▶ [Stated exercise] Return every record below exactly as written, but leave out the pictures.
--- Begin Records provided ---
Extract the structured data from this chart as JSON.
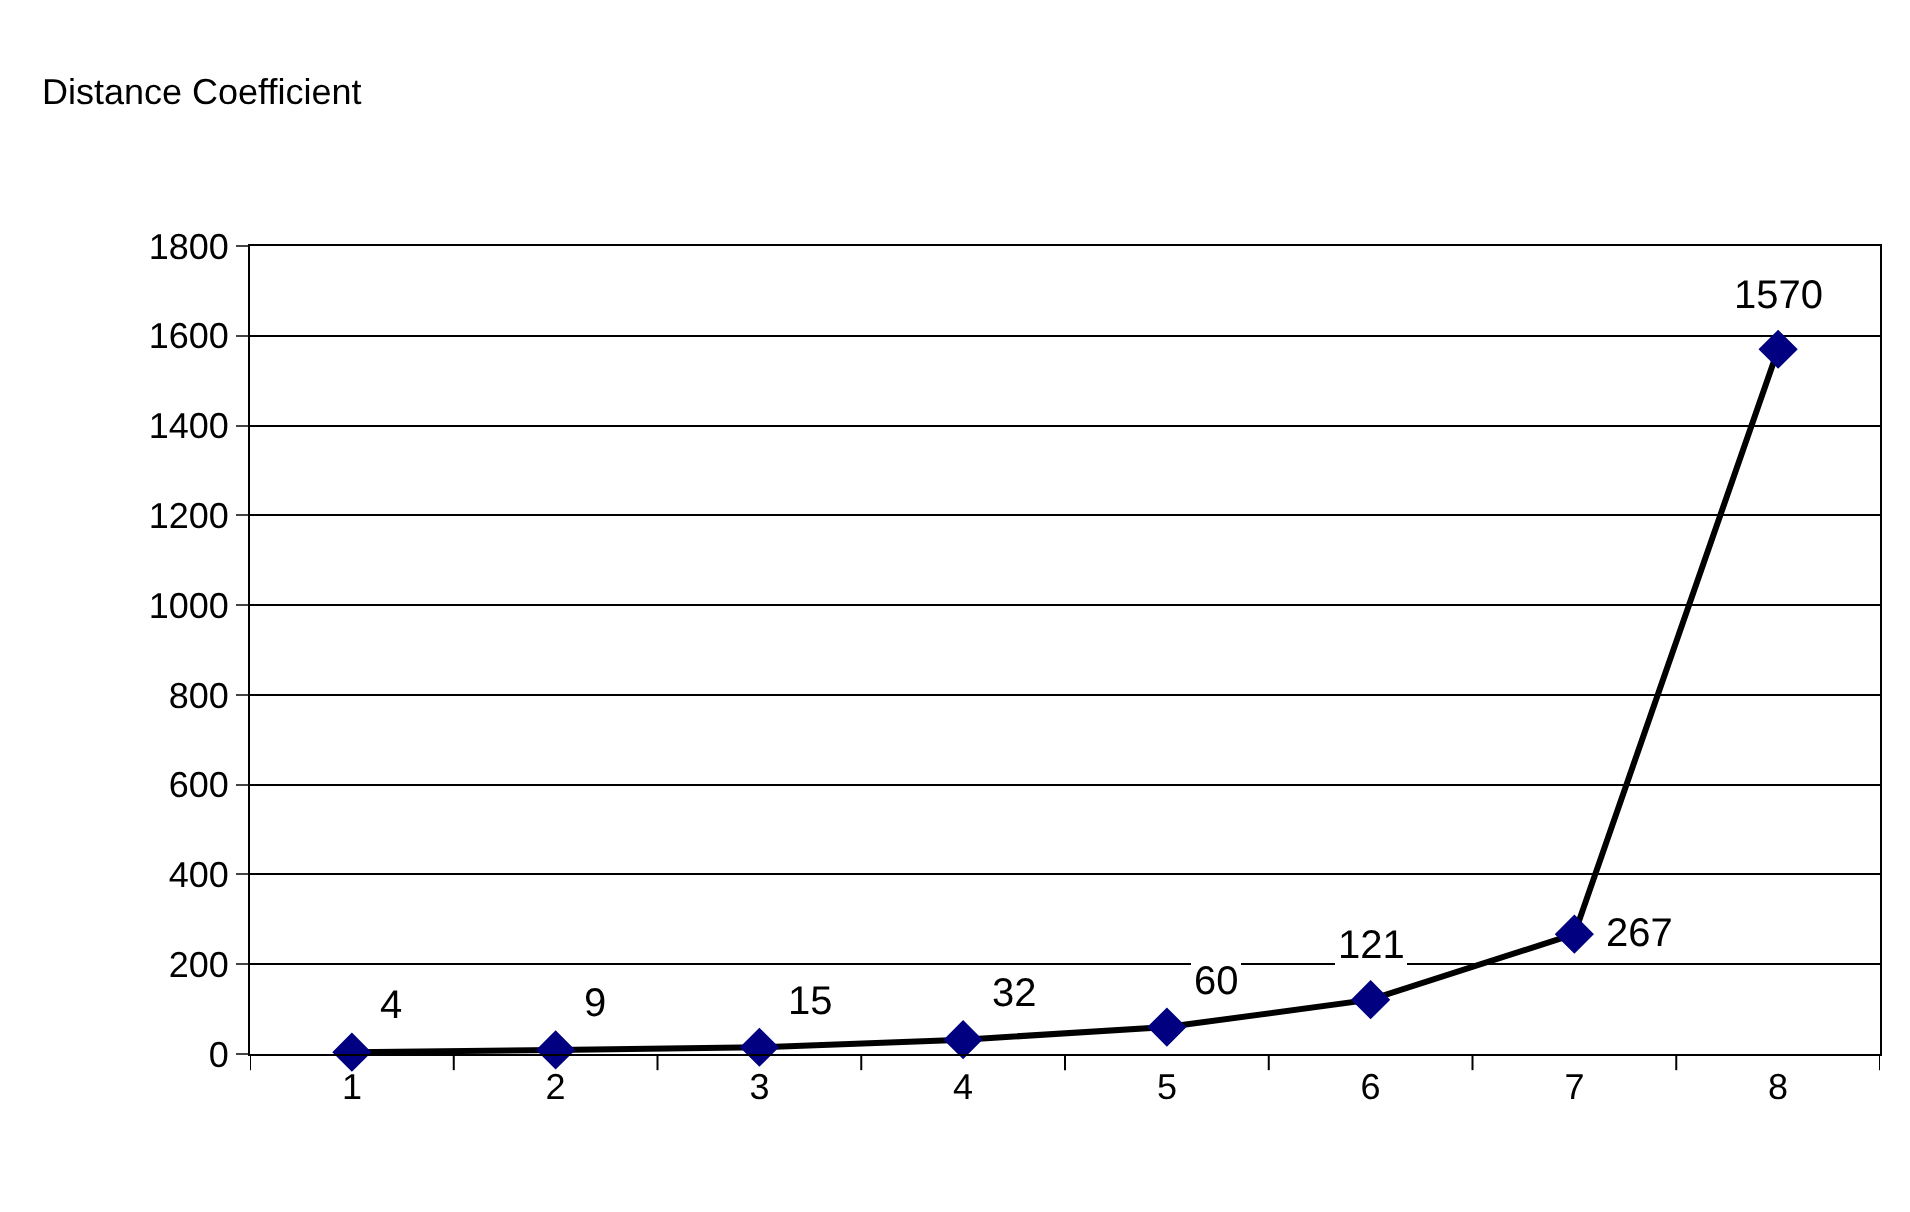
{
  "chart_data": {
    "type": "line",
    "ylabel": "Distance Coefficient",
    "categories": [
      "1",
      "2",
      "3",
      "4",
      "5",
      "6",
      "7",
      "8"
    ],
    "series": [
      {
        "color": "#000080",
        "values": [
          4,
          9,
          15,
          32,
          60,
          121,
          267,
          1570
        ]
      }
    ],
    "ylim": [
      0,
      1800
    ],
    "yticks": [
      0,
      200,
      400,
      600,
      800,
      1000,
      1200,
      1400,
      1600,
      1800
    ],
    "grid": "y",
    "legend": false,
    "marker": "diamond",
    "line_style": "solid",
    "data_labels": true
  }
}
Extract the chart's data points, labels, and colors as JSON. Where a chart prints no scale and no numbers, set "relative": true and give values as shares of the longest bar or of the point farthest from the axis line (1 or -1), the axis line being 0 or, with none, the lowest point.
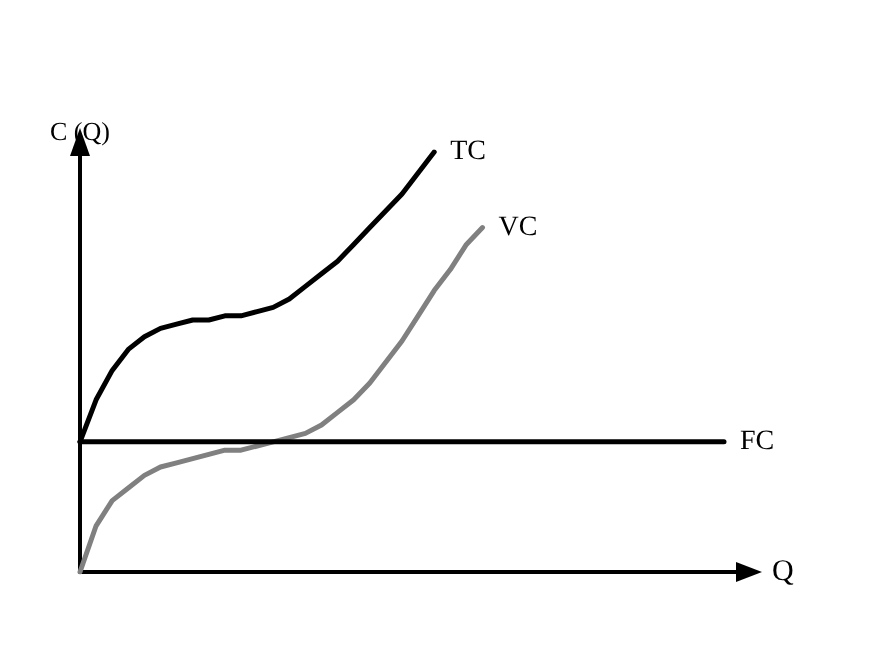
--- End Records provided ---
▶ [Result of this task]
Extract the structured data from this chart as JSON.
{
  "chart_data": {
    "type": "line",
    "ylabel": "Distance Coefficient",
    "categories": [
      "1",
      "2",
      "3",
      "4",
      "5",
      "6",
      "7",
      "8"
    ],
    "series": [
      {
        "color": "#000080",
        "values": [
          4,
          9,
          15,
          32,
          60,
          121,
          267,
          1570
        ]
      }
    ],
    "ylim": [
      0,
      1800
    ],
    "yticks": [
      0,
      200,
      400,
      600,
      800,
      1000,
      1200,
      1400,
      1600,
      1800
    ],
    "grid": "y",
    "legend": false,
    "marker": "diamond",
    "line_style": "solid",
    "data_labels": true
  }
}
Extract the chart's data points, labels, and colors as JSON. Where a chart prints no scale and no numbers, set "relative": true and give values as shares of the longest bar or of the point farthest from the axis line (1 or -1), the axis line being 0 or, with none, the lowest point.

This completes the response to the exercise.